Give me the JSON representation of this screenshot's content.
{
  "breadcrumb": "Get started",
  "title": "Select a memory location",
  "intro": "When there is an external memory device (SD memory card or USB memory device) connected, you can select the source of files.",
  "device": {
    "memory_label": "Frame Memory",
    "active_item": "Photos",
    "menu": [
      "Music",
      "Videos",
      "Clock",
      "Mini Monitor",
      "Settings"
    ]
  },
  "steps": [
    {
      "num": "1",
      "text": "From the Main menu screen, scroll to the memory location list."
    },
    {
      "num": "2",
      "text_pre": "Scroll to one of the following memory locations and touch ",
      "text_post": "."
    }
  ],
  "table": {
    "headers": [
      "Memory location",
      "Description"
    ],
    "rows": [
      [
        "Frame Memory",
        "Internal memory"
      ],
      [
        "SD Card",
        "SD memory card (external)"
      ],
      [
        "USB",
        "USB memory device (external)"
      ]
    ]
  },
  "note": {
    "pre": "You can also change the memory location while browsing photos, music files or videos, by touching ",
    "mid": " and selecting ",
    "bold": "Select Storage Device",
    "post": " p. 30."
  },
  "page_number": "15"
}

________________

:: Objective ::
Write out all of the records once more, exactly.

:: Result ::
Give me the JSON representation of this screenshot's content.
{
  "breadcrumb": "Get started",
  "title": "Select a memory location",
  "intro": "When there is an external memory device (SD memory card or USB memory device) connected, you can select the source of files.",
  "device": {
    "memory_label": "Frame Memory",
    "active_item": "Photos",
    "menu": [
      "Music",
      "Videos",
      "Clock",
      "Mini Monitor",
      "Settings"
    ]
  },
  "steps": [
    {
      "num": "1",
      "text": "From the Main menu screen, scroll to the memory location list."
    },
    {
      "num": "2",
      "text_pre": "Scroll to one of the following memory locations and touch ",
      "text_post": "."
    }
  ],
  "table": {
    "headers": [
      "Memory location",
      "Description"
    ],
    "rows": [
      [
        "Frame Memory",
        "Internal memory"
      ],
      [
        "SD Card",
        "SD memory card (external)"
      ],
      [
        "USB",
        "USB memory device (external)"
      ]
    ]
  },
  "note": {
    "pre": "You can also change the memory location while browsing photos, music files or videos, by touching ",
    "mid": " and selecting ",
    "bold": "Select Storage Device",
    "post": " p. 30."
  },
  "page_number": "15"
}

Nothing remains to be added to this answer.